■ **DATA SECTION**:
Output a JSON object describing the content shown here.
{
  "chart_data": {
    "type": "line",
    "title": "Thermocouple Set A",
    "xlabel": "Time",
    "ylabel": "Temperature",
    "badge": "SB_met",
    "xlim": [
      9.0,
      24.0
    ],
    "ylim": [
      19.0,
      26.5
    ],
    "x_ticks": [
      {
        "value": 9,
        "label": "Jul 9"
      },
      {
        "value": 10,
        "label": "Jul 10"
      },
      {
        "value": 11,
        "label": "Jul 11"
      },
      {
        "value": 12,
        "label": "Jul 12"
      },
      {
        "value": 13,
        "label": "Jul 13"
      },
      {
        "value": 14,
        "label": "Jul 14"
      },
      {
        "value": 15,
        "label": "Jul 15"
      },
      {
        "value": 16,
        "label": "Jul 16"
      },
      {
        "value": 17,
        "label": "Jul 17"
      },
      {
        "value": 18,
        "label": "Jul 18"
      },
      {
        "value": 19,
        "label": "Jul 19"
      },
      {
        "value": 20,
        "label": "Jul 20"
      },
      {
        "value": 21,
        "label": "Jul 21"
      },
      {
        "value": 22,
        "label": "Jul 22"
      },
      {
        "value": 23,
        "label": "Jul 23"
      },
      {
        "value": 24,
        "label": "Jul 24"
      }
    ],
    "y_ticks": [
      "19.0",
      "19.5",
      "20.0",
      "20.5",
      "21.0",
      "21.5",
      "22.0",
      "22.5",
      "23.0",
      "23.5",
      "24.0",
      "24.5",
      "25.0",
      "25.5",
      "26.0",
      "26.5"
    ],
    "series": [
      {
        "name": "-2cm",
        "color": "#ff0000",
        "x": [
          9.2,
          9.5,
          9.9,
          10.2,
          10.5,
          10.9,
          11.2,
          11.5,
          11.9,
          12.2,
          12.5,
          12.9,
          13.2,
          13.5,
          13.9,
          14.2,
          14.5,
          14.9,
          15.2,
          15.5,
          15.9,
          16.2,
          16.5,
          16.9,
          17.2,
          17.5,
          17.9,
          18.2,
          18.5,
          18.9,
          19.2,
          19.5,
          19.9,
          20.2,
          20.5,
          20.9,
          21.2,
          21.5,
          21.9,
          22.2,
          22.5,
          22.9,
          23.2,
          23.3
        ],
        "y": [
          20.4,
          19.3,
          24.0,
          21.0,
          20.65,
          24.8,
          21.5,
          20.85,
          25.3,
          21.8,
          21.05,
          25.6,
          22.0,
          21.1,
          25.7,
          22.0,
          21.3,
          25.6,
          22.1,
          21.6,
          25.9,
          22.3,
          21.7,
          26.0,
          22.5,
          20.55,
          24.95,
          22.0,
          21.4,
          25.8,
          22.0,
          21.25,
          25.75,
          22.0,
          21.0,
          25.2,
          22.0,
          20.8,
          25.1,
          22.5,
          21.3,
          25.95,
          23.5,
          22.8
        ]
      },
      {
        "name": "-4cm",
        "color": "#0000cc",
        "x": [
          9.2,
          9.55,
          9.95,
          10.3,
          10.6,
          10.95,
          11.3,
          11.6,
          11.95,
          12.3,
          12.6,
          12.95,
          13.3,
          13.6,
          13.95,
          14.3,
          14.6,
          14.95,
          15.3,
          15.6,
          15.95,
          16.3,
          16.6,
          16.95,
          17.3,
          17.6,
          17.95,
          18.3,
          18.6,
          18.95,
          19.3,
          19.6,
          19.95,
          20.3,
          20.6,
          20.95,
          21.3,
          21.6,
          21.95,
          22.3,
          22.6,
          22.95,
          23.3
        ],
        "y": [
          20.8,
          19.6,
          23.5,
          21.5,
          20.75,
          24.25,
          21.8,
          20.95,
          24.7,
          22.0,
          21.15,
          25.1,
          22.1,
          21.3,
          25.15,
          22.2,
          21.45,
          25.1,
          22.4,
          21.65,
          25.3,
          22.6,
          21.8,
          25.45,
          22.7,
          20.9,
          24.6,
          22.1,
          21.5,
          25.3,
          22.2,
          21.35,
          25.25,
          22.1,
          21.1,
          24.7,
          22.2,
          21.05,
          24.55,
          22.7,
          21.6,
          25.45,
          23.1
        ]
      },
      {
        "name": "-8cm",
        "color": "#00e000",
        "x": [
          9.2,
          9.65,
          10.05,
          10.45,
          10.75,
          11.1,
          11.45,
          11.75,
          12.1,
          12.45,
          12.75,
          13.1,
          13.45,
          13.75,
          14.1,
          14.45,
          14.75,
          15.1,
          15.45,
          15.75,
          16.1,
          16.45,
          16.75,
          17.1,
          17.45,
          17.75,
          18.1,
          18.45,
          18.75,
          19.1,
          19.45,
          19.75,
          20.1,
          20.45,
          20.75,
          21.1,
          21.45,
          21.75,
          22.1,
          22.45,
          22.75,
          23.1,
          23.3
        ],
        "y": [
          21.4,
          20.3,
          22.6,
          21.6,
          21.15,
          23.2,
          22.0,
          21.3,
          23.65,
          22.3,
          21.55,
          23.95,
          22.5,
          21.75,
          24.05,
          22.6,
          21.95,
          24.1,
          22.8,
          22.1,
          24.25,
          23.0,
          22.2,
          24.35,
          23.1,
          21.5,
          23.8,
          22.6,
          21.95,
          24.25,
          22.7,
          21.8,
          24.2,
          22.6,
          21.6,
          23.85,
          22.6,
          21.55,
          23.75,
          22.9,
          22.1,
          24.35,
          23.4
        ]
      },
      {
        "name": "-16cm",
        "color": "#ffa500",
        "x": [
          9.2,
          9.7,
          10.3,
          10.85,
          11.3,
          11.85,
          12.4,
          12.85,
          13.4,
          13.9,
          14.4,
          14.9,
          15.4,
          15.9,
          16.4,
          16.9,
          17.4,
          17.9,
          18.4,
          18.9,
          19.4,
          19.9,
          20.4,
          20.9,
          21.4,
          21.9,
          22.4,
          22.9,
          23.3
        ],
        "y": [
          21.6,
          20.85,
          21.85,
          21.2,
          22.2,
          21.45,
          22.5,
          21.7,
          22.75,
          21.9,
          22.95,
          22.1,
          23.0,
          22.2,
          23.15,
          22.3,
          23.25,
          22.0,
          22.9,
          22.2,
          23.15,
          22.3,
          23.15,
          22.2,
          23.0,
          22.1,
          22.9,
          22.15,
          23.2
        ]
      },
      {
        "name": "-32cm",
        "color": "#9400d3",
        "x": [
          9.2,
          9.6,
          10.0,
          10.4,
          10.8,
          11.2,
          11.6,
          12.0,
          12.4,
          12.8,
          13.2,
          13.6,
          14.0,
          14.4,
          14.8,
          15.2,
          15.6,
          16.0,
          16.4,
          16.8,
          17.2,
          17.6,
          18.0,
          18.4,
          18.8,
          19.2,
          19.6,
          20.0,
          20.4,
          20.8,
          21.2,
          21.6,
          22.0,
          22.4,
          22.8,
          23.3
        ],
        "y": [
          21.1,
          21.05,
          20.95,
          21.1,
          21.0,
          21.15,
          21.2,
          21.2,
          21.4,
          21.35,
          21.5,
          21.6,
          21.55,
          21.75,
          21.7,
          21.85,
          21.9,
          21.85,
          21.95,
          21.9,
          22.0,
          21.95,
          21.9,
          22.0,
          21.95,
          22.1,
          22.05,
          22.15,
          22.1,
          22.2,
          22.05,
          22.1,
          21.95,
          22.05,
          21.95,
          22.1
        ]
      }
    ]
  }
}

■ **STATED PROBLEM**: Report how many lines in this data include the string "color", and nothing else.

■ **FINAL RESULT**: 5